> [Exercise]: Print the listing that follows, character for character.
===== Data entries =====
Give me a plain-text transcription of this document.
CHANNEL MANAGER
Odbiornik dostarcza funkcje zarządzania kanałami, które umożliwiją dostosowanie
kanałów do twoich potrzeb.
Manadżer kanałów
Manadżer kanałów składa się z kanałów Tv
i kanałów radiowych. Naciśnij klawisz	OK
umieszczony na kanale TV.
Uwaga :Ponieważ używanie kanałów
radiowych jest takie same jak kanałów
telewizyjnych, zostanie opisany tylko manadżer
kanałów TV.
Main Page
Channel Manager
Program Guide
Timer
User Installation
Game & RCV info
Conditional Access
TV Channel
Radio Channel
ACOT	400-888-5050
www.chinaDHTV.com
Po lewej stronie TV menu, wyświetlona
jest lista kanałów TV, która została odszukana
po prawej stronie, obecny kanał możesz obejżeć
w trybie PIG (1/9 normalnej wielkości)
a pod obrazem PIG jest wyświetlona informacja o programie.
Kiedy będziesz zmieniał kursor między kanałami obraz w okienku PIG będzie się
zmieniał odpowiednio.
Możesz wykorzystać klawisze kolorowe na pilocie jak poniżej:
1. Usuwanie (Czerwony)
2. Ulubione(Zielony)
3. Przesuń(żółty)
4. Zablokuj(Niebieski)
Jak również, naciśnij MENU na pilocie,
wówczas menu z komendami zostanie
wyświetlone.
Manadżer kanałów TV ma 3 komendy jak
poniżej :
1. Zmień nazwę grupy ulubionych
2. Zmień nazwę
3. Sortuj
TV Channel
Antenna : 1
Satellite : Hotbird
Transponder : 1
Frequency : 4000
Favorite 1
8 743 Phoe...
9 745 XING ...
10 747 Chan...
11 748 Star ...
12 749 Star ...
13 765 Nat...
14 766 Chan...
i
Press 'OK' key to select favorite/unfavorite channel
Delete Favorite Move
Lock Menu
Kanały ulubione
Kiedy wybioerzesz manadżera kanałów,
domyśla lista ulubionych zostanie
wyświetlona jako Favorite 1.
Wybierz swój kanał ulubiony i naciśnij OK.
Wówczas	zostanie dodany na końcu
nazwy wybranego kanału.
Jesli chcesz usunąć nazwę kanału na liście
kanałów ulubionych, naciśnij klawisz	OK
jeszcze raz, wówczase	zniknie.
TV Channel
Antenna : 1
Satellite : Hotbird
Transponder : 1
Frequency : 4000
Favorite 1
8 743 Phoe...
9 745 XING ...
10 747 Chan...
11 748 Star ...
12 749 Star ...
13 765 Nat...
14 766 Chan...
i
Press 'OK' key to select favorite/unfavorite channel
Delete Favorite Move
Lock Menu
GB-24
=====
> [Result for this task]:
Give me a plain-text transcription of this document.
CHANNEL MANAGER
Odbiornik dostarcza funkcje zarządzania kanałami, które umożliwiją dostosowanie
kanałów do twoich potrzeb.
Manadżer kanałów
Manadżer kanałów składa się z kanałów Tv
i kanałów radiowych. Naciśnij klawisz	OK
umieszczony na kanale TV.
Uwaga :Ponieważ używanie kanałów
radiowych jest takie same jak kanałów
telewizyjnych, zostanie opisany tylko manadżer
kanałów TV.
Main Page
Channel Manager
Program Guide
Timer
User Installation
Game & RCV info
Conditional Access
TV Channel
Radio Channel
ACOT	400-888-5050
www.chinaDHTV.com
Po lewej stronie TV menu, wyświetlona
jest lista kanałów TV, która została odszukana
po prawej stronie, obecny kanał możesz obejżeć
w trybie PIG (1/9 normalnej wielkości)
a pod obrazem PIG jest wyświetlona informacja o programie.
Kiedy będziesz zmieniał kursor między kanałami obraz w okienku PIG będzie się
zmieniał odpowiednio.
Możesz wykorzystać klawisze kolorowe na pilocie jak poniżej:
1. Usuwanie (Czerwony)
2. Ulubione(Zielony)
3. Przesuń(żółty)
4. Zablokuj(Niebieski)
Jak również, naciśnij MENU na pilocie,
wówczas menu z komendami zostanie
wyświetlone.
Manadżer kanałów TV ma 3 komendy jak
poniżej :
1. Zmień nazwę grupy ulubionych
2. Zmień nazwę
3. Sortuj
TV Channel
Antenna : 1
Satellite : Hotbird
Transponder : 1
Frequency : 4000
Favorite 1
8 743 Phoe...
9 745 XING ...
10 747 Chan...
11 748 Star ...
12 749 Star ...
13 765 Nat...
14 766 Chan...
i
Press 'OK' key to select favorite/unfavorite channel
Delete Favorite Move
Lock Menu
Kanały ulubione
Kiedy wybioerzesz manadżera kanałów,
domyśla lista ulubionych zostanie
wyświetlona jako Favorite 1.
Wybierz swój kanał ulubiony i naciśnij OK.
Wówczas	zostanie dodany na końcu
nazwy wybranego kanału.
Jesli chcesz usunąć nazwę kanału na liście
kanałów ulubionych, naciśnij klawisz	OK
jeszcze raz, wówczase	zniknie.
TV Channel
Antenna : 1
Satellite : Hotbird
Transponder : 1
Frequency : 4000
Favorite 1
8 743 Phoe...
9 745 XING ...
10 747 Chan...
11 748 Star ...
12 749 Star ...
13 765 Nat...
14 766 Chan...
i
Press 'OK' key to select favorite/unfavorite channel
Delete Favorite Move
Lock Menu
GB-24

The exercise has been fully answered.